Your instructions:
Locate each line below that includes "trafiği" and reproduce it.

Items from a data source:
——
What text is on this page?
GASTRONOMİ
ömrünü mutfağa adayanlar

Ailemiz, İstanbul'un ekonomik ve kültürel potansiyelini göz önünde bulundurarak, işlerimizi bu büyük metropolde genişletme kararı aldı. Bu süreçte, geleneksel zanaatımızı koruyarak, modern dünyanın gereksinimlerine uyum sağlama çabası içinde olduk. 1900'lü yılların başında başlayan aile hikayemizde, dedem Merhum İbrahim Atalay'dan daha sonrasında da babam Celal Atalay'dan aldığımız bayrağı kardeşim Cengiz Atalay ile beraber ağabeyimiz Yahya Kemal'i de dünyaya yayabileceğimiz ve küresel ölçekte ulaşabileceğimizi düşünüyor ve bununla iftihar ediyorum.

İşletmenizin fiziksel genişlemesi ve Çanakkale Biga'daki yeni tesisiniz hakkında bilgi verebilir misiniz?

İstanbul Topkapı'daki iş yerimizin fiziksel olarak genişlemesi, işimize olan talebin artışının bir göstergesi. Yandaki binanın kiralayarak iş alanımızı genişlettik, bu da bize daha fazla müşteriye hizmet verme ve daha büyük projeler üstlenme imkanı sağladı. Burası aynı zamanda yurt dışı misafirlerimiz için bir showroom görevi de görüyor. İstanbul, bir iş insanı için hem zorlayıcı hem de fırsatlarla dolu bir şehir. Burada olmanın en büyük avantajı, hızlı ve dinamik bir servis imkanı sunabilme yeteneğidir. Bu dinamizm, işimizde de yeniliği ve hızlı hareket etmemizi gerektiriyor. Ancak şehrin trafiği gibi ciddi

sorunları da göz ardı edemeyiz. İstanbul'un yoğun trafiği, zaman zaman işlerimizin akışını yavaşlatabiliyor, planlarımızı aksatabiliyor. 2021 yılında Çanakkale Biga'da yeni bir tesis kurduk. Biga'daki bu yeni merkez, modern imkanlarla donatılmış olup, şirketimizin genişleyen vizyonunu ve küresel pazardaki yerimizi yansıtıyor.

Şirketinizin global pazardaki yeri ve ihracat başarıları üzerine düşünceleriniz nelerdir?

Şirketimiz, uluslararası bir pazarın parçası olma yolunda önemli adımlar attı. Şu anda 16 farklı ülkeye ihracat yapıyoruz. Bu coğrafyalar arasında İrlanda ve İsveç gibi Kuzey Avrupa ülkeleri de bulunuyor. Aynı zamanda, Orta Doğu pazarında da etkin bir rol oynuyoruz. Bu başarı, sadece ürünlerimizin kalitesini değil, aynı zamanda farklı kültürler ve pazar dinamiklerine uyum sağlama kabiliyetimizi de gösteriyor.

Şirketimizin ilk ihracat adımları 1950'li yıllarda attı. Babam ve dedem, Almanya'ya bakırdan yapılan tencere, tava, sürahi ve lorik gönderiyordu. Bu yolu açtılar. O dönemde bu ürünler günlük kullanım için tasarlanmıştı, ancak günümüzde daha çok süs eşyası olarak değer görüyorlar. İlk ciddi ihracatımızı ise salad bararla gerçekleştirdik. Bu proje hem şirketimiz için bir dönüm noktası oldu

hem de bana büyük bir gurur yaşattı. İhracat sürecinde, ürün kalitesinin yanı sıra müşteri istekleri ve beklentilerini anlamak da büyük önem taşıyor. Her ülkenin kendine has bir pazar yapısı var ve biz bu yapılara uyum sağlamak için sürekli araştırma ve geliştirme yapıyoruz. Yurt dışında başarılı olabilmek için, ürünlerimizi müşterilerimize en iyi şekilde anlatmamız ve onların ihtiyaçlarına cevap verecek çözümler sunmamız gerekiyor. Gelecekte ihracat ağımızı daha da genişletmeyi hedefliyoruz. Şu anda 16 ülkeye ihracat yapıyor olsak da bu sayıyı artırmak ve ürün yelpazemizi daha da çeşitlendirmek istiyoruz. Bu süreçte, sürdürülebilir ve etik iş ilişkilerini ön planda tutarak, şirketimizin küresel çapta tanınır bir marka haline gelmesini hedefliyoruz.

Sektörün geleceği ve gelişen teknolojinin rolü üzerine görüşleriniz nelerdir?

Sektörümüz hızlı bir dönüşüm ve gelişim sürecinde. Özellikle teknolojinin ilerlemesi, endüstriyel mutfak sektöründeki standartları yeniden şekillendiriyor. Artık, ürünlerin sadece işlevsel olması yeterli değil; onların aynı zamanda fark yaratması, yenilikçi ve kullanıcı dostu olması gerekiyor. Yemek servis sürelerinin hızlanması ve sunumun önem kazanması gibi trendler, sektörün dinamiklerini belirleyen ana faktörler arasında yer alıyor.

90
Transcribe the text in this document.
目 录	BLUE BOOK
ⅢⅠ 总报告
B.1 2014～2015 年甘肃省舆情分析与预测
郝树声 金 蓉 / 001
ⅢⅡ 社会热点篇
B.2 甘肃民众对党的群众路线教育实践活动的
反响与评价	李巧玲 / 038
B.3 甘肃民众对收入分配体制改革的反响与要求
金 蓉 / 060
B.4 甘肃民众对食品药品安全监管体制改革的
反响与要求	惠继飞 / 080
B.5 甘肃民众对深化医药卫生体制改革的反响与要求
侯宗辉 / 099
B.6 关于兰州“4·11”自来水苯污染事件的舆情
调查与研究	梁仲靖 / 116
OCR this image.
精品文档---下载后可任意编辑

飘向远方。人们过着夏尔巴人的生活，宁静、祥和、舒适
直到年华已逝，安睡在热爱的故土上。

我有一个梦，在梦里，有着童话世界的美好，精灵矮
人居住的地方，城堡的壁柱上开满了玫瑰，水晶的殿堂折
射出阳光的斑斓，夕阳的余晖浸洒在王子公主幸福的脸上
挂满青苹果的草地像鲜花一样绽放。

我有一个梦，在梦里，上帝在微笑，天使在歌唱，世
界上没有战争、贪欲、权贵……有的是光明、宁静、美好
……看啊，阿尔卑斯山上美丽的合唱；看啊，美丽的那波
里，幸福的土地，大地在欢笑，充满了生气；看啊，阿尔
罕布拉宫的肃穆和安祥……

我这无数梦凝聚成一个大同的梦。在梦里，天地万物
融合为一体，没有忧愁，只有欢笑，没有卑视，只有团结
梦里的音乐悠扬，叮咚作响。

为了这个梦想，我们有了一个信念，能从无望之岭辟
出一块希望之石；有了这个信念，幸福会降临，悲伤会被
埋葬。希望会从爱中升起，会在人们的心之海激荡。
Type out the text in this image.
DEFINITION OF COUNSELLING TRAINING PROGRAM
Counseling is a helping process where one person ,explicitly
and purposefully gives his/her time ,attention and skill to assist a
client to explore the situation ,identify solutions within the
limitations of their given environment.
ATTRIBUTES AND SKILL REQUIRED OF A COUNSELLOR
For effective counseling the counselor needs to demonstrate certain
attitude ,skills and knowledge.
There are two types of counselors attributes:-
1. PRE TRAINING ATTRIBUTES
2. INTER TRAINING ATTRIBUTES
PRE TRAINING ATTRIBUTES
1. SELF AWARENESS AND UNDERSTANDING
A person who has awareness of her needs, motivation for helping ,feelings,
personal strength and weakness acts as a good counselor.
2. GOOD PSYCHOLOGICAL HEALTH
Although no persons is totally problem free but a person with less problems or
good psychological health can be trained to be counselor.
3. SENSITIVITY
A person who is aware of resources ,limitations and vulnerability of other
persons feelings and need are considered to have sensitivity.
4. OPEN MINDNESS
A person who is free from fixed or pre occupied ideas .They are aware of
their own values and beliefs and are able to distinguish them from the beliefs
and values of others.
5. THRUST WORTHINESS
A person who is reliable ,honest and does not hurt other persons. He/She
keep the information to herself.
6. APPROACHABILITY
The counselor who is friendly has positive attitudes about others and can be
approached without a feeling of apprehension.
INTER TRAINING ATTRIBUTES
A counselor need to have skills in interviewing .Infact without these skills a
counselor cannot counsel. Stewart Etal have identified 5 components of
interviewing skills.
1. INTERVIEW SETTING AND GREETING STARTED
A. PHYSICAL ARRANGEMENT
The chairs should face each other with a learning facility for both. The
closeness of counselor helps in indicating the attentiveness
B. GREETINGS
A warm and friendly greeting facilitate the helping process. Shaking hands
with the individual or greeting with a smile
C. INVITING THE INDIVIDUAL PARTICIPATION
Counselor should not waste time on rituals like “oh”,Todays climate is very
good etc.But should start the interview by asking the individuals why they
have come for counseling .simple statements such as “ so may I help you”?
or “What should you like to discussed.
——
Completed task:
İstanbul Topkapı'daki iş yerimizin fiziksel olarak genişlemesi, işimize olan talebin artışının bir göstergesi. Yandaki binanın kiralayarak iş alanımızı genişlettik, bu da bize daha fazla müşteriye hizmet verme ve daha büyük projeler üstlenme imkanı sağladı. Burası aynı zamanda yurt dışı misafirlerimiz için bir showroom görevi de görüyor. İstanbul, bir iş insanı için hem zorlayıcı hem de fırsatlarla dolu bir şehir. Burada olmanın en büyük avantajı, hızlı ve dinamik bir servis imkanı sunabilme yeteneğidir. Bu dinamizm, işimizde de yeniliği ve hızlı hareket etmemizi gerektiriyor. Ancak şehrin trafiği gibi ciddi
sorunları da göz ardı edemeyiz. İstanbul'un yoğun trafiği, zaman zaman işlerimizin akışını yavaşlatabiliyor, planlarımızı aksatabiliyor. 2021 yılında Çanakkale Biga'da yeni bir tesis kurduk. Biga'daki bu yeni merkez, modern imkanlarla donatılmış olup, şirketimizin genişleyen vizyonunu ve küresel pazardaki yerimizi yansıtıyor.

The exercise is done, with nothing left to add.